WRITTEN TASK = Write out the listing below again, substituting "chip" for every occurrence of "swatch" and leaving everything else unchanged.
==== RECORDS SHOWN ====
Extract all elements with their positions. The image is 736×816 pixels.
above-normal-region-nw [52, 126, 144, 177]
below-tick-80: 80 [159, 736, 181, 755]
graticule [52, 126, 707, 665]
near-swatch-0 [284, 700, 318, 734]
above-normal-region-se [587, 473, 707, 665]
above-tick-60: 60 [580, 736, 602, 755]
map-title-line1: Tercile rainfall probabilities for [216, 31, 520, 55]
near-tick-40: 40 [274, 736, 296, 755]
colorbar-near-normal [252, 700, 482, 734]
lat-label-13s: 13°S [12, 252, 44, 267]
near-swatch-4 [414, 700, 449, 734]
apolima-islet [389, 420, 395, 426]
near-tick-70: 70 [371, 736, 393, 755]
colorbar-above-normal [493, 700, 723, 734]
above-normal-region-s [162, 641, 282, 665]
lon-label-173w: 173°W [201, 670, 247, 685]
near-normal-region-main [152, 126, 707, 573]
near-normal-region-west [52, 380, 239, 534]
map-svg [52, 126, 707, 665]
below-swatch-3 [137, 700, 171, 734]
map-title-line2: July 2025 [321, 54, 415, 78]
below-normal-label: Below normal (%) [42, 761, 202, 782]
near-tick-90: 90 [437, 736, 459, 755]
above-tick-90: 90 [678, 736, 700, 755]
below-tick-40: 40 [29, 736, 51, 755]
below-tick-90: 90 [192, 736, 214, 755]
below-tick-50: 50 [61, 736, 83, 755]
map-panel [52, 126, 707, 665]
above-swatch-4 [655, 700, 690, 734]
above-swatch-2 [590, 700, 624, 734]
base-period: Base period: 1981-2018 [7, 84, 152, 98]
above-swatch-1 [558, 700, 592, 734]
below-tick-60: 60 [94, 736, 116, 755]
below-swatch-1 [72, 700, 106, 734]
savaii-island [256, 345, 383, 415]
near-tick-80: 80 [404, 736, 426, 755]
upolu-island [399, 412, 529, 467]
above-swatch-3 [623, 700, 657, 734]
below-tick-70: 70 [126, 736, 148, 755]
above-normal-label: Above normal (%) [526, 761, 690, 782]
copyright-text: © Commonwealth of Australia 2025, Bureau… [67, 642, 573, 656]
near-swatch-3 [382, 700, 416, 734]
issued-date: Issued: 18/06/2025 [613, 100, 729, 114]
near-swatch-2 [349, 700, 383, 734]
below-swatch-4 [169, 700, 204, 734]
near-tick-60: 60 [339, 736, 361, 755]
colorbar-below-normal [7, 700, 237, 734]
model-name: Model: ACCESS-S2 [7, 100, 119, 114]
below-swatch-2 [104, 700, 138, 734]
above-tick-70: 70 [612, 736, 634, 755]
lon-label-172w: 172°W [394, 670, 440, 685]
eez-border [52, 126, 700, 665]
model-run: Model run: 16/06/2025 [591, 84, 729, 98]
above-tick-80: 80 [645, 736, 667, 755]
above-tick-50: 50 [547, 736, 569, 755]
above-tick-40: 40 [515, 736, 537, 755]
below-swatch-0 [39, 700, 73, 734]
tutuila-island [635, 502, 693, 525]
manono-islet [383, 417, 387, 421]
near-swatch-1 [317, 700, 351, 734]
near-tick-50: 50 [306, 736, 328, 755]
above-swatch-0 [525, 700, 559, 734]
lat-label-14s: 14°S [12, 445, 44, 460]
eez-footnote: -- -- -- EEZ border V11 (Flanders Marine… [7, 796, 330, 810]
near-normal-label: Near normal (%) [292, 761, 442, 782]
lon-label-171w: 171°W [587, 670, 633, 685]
====
TASK SOLUTION =
Extract all elements with their positions. The image is 736×816 pixels.
above-normal-region-nw [52, 126, 144, 177]
below-tick-80: 80 [159, 736, 181, 755]
graticule [52, 126, 707, 665]
near-chip-0 [284, 700, 318, 734]
above-normal-region-se [587, 473, 707, 665]
above-tick-60: 60 [580, 736, 602, 755]
map-title-line1: Tercile rainfall probabilities for [216, 31, 520, 55]
near-tick-40: 40 [274, 736, 296, 755]
colorbar-near-normal [252, 700, 482, 734]
lat-label-13s: 13°S [12, 252, 44, 267]
near-chip-4 [414, 700, 449, 734]
apolima-islet [389, 420, 395, 426]
near-tick-70: 70 [371, 736, 393, 755]
colorbar-above-normal [493, 700, 723, 734]
above-normal-region-s [162, 641, 282, 665]
lon-label-173w: 173°W [201, 670, 247, 685]
near-normal-region-main [152, 126, 707, 573]
near-normal-region-west [52, 380, 239, 534]
map-svg [52, 126, 707, 665]
below-chip-3 [137, 700, 171, 734]
map-title-line2: July 2025 [321, 54, 415, 78]
below-normal-label: Below normal (%) [42, 761, 202, 782]
near-tick-90: 90 [437, 736, 459, 755]
above-tick-90: 90 [678, 736, 700, 755]
below-tick-40: 40 [29, 736, 51, 755]
below-tick-90: 90 [192, 736, 214, 755]
below-tick-50: 50 [61, 736, 83, 755]
map-panel [52, 126, 707, 665]
above-chip-4 [655, 700, 690, 734]
above-chip-2 [590, 700, 624, 734]
base-period: Base period: 1981-2018 [7, 84, 152, 98]
above-chip-1 [558, 700, 592, 734]
below-tick-60: 60 [94, 736, 116, 755]
below-chip-1 [72, 700, 106, 734]
savaii-island [256, 345, 383, 415]
near-tick-80: 80 [404, 736, 426, 755]
upolu-island [399, 412, 529, 467]
above-chip-3 [623, 700, 657, 734]
below-tick-70: 70 [126, 736, 148, 755]
above-normal-label: Above normal (%) [526, 761, 690, 782]
copyright-text: © Commonwealth of Australia 2025, Bureau… [67, 642, 573, 656]
near-chip-3 [382, 700, 416, 734]
issued-date: Issued: 18/06/2025 [613, 100, 729, 114]
near-chip-2 [349, 700, 383, 734]
below-chip-4 [169, 700, 204, 734]
near-tick-60: 60 [339, 736, 361, 755]
colorbar-below-normal [7, 700, 237, 734]
model-name: Model: ACCESS-S2 [7, 100, 119, 114]
below-chip-2 [104, 700, 138, 734]
above-tick-70: 70 [612, 736, 634, 755]
lon-label-172w: 172°W [394, 670, 440, 685]
eez-border [52, 126, 700, 665]
model-run: Model run: 16/06/2025 [591, 84, 729, 98]
above-tick-80: 80 [645, 736, 667, 755]
above-tick-50: 50 [547, 736, 569, 755]
above-tick-40: 40 [515, 736, 537, 755]
below-chip-0 [39, 700, 73, 734]
tutuila-island [635, 502, 693, 525]
manono-islet [383, 417, 387, 421]
near-chip-1 [317, 700, 351, 734]
near-tick-50: 50 [306, 736, 328, 755]
above-chip-0 [525, 700, 559, 734]
lat-label-14s: 14°S [12, 445, 44, 460]
eez-footnote: -- -- -- EEZ border V11 (Flanders Marine… [7, 796, 330, 810]
near-normal-label: Near normal (%) [292, 761, 442, 782]
lon-label-171w: 171°W [587, 670, 633, 685]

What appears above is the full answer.